→ Exercise requirements: Where a line in the listing below contains the word "procesów", copy that line.

※ ※ ※

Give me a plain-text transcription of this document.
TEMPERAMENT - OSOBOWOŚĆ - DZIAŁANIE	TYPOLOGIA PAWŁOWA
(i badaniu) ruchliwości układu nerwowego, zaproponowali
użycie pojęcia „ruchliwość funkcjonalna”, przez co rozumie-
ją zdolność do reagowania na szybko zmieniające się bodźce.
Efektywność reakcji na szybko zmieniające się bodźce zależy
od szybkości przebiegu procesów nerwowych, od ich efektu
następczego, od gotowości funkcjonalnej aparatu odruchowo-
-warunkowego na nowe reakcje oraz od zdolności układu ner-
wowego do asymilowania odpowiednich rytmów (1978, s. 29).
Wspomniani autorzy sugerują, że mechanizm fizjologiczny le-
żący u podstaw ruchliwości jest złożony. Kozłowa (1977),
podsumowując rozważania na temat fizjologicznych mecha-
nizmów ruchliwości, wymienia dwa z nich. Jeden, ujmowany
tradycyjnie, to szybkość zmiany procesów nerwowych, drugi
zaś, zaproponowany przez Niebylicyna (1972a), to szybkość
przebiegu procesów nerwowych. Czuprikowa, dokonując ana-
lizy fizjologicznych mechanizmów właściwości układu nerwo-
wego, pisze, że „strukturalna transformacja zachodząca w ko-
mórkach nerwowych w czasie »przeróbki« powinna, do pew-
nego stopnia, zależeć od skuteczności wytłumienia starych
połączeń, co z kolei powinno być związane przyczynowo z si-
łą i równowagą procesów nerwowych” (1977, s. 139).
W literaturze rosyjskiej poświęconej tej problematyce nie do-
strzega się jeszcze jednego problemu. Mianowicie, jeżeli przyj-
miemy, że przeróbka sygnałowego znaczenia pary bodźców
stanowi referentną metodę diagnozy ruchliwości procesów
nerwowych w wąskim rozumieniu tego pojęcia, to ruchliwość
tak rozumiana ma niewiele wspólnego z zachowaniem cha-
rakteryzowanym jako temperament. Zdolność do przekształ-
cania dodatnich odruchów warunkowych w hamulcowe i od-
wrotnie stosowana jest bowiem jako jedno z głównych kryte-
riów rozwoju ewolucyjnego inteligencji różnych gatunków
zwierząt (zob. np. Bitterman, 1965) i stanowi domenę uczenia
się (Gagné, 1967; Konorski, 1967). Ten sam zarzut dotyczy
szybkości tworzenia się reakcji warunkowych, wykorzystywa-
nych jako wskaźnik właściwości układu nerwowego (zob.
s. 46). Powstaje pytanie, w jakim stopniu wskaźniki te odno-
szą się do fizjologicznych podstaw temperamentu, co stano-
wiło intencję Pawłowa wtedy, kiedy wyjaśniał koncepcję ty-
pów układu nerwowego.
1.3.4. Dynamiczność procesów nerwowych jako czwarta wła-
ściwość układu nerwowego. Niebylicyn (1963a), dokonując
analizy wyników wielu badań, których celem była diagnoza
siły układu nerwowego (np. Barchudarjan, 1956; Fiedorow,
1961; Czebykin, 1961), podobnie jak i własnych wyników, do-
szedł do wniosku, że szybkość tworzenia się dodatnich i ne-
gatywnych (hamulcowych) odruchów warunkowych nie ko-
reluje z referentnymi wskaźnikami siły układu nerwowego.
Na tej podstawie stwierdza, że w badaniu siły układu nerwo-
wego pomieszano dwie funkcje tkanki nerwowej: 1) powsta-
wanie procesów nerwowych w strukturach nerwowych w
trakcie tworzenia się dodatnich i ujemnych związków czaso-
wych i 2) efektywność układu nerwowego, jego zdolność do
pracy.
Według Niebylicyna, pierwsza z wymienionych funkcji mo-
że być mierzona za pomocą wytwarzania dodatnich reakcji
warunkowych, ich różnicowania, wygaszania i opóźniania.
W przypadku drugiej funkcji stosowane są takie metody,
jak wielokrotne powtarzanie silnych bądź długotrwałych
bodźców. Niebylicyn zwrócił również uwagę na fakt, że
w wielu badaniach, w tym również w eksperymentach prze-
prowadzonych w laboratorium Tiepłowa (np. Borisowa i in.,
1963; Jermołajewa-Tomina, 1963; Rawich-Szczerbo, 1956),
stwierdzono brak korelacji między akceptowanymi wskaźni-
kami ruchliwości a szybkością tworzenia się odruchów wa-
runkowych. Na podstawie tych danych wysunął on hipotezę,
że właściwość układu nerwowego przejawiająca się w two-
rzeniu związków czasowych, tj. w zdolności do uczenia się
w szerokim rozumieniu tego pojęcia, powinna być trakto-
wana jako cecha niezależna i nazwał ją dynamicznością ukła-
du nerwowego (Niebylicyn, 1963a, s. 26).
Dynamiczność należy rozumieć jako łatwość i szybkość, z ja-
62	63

※ ※ ※

→ Result for this task:
od szybkości przebiegu procesów nerwowych, od ich efektu
tradycyjnie, to szybkość zmiany procesów nerwowych, drugi
przebiegu procesów nerwowych. Czuprikowa, dokonując ana-
łą i równowagą procesów nerwowych” (1977, s. 139).
stanowi referentną metodę diagnozy ruchliwości procesów
1.3.4. Dynamiczność procesów nerwowych jako czwarta wła-
wanie procesów nerwowych w strukturach nerwowych w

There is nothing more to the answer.